- **Consegna**
Riscrivi il brano sul Forte Poerio tra "Moltissime, indubbiamente." e "prendessero per matto?", estremi inclusi, sostituendo "macchina fotografica" con "fotocamera".

- **Brano selezionato**
□ □ □ □ □ □ □
Negli anni quante volte ero passato affianco a quel ponte che dalla Riviera del Brenta attraversa l’omonimo canale e conduce in quel di Gambarare di Mira?
Moltissime, indubbiamente.
E vuoi perché non c’era tempo, e vuoi perché si, il ricordo era presente ma non tanto pressante per ritornarvi in pellegrinaggio. Pur tentato di metter fuori l’indicatore di direzione e recarmi una buona volta alla ricerca del luogo, tiravo dritto per pigrizia e dicendomi che abbisognavo per lo meno di una macchina fotografica e di possibile abbigliamento di tipo "esplorativo".
Dunque, quel giorno la macchina fotografica c’era, il tempo pure e l’abbigliamento poteva anche essere se non quello giusto, ma abbastanza adatto al progetto.
Quello che mancava era la spinta di girovagare come un novello Indiana Jones, per le stradine attorno a Gambarare in cerca del “Forte Poerio” perduto. Che mi prendessero per matto?
Alcuni, penso un discreto numero, che fecero la naja attorno al 1966 naturalmente come me nei Lagunari (degli altri non so’), un paio di anni prima e forse un paio d’anni dopo, sicuramente lì ci andarono per un ricco ed indelebile turno di guardia alle polveriere. “Guardia ai forti” dicevamo noi Lagunari.
Esperienza terrificante, che lascia ai protagonisti una certa qualche aura di "eroismo".
Le notti buie dove ogni rumore era un sobbalzo, le mille sigarette bruciate, le lunghe ore in altana con ogni tempo possibile, la brandaccia unta e bisunta a parziale rigenerarsi nel recupero di un po’ di sonno per poi riprecipitare nell’alienante ed infinita turnazione di due ore di guardia e quattro di riposo, il cibo allucinante, il timore dell’ ”Ispezione”: vita da trincea… quasi.
Per lavarsi, ma quando mai, per andare in bagno, ma quale bagno? Per comunicare, ma con chi chiusi nel perimetro di sorveglianza armata. Un'epopea…
Sicché passo il famoso ponte e mi trovo al di là del Canale Brenta.
□ □ □ □ □ □ □
- **Dati forniti**
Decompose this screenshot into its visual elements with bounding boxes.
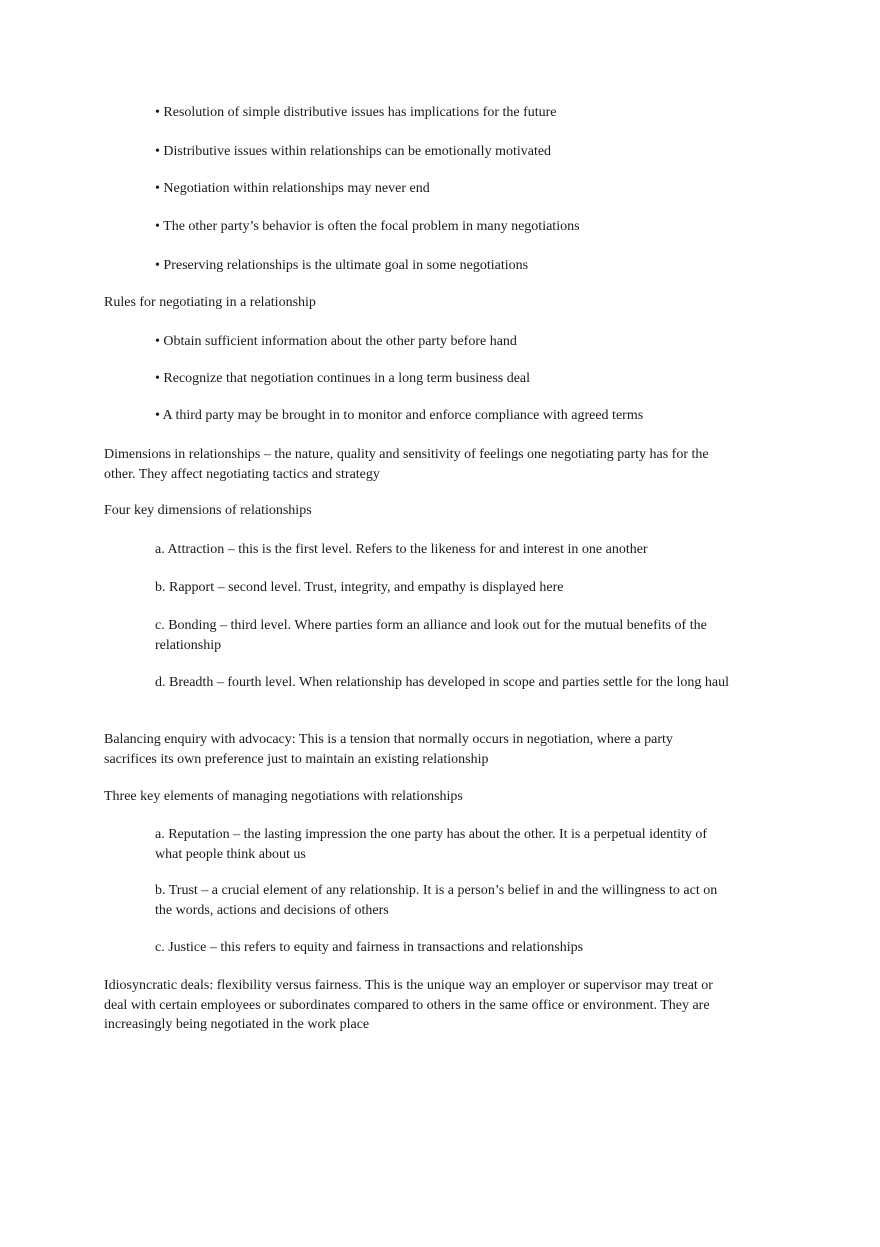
□ □ □ □ □ □ □
- **Esercizio svolto**
Moltissime, indubbiamente.
E vuoi perché non c’era tempo, e vuoi perché si, il ricordo era presente ma non tanto pressante per ritornarvi in pellegrinaggio. Pur tentato di metter fuori l’indicatore di direzione e recarmi una buona volta alla ricerca del luogo, tiravo dritto per pigrizia e dicendomi che abbisognavo per lo meno di una fotocamera e di possibile abbigliamento di tipo "esplorativo".
Dunque, quel giorno la fotocamera c’era, il tempo pure e l’abbigliamento poteva anche essere se non quello giusto, ma abbastanza adatto al progetto.
Quello che mancava era la spinta di girovagare come un novello Indiana Jones, per le stradine attorno a Gambarare in cerca del “Forte Poerio” perduto. Che mi prendessero per matto?